* **Goal of the exercise**:
Copy out the complete listing, word for word.

* **Data rows**:
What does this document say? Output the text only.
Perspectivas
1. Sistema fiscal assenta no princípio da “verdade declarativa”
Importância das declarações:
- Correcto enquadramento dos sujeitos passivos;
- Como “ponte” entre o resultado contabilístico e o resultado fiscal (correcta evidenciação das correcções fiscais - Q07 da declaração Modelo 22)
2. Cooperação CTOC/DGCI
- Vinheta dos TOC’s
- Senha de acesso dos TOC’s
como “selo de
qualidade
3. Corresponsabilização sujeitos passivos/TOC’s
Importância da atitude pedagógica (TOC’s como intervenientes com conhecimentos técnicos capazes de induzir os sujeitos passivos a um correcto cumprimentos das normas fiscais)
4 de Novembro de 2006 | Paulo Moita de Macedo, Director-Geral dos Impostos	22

* **Exercise response**:
What does this document say? Output the text only.
Perspectivas
1. Sistema fiscal assenta no princípio da “verdade declarativa”
Importância das declarações:
- Correcto enquadramento dos sujeitos passivos;
- Como “ponte” entre o resultado contabilístico e o resultado fiscal (correcta evidenciação das correcções fiscais - Q07 da declaração Modelo 22)
2. Cooperação CTOC/DGCI
- Vinheta dos TOC’s
- Senha de acesso dos TOC’s
como “selo de
qualidade
3. Corresponsabilização sujeitos passivos/TOC’s
Importância da atitude pedagógica (TOC’s como intervenientes com conhecimentos técnicos capazes de induzir os sujeitos passivos a um correcto cumprimentos das normas fiscais)
4 de Novembro de 2006 | Paulo Moita de Macedo, Director-Geral dos Impostos	22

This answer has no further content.